**Record extracts**

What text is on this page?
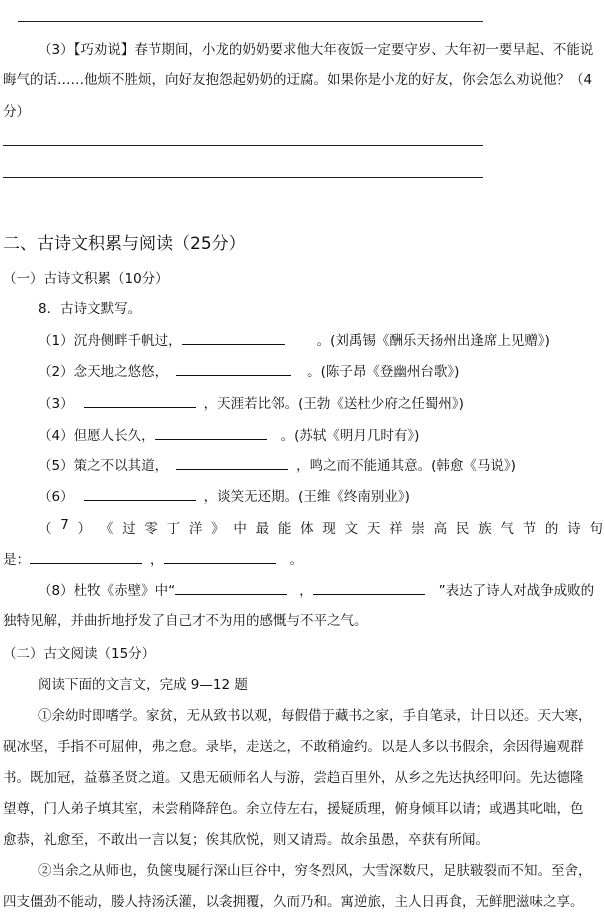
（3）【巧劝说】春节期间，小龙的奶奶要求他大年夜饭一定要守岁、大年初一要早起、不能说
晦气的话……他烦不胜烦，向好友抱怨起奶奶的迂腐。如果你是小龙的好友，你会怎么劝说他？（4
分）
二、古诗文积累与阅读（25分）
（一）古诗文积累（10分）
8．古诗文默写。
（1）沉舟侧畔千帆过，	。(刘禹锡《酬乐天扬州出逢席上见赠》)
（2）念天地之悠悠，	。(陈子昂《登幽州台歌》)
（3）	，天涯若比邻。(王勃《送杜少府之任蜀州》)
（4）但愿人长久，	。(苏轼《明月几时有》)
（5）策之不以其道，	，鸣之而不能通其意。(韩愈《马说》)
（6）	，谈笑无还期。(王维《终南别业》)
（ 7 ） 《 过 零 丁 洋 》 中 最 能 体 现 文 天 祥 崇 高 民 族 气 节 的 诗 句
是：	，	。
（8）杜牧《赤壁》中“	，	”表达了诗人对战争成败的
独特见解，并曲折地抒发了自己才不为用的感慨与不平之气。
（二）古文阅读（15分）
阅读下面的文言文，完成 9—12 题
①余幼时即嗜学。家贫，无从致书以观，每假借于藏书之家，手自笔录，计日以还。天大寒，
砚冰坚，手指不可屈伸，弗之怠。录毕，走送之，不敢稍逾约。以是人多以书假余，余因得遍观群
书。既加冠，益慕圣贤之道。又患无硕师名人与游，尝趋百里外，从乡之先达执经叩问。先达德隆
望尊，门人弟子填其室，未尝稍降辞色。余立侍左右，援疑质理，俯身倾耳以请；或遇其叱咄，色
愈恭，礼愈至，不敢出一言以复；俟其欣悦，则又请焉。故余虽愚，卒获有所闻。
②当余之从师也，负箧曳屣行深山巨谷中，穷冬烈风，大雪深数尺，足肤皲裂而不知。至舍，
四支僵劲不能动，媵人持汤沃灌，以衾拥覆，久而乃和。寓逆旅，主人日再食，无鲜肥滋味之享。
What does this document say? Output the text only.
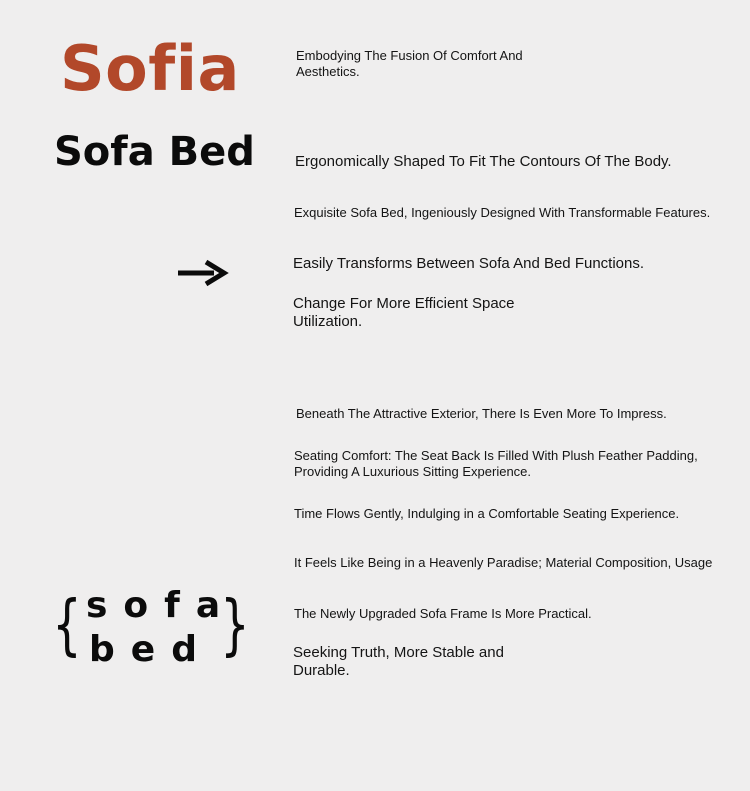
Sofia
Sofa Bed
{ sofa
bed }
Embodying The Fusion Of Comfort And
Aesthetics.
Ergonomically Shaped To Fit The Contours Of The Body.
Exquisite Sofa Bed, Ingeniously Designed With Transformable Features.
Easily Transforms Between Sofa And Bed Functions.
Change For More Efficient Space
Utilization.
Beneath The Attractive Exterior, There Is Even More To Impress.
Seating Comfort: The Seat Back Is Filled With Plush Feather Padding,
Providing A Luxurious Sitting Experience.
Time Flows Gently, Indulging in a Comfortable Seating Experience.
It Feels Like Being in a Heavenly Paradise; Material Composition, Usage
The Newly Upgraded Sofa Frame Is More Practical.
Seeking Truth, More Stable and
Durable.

**The problem**
From the entries above, return each line with the word "Experience" in it.

**Solved problem**
Providing A Luxurious Sitting Experience.
Time Flows Gently, Indulging in a Comfortable Seating Experience.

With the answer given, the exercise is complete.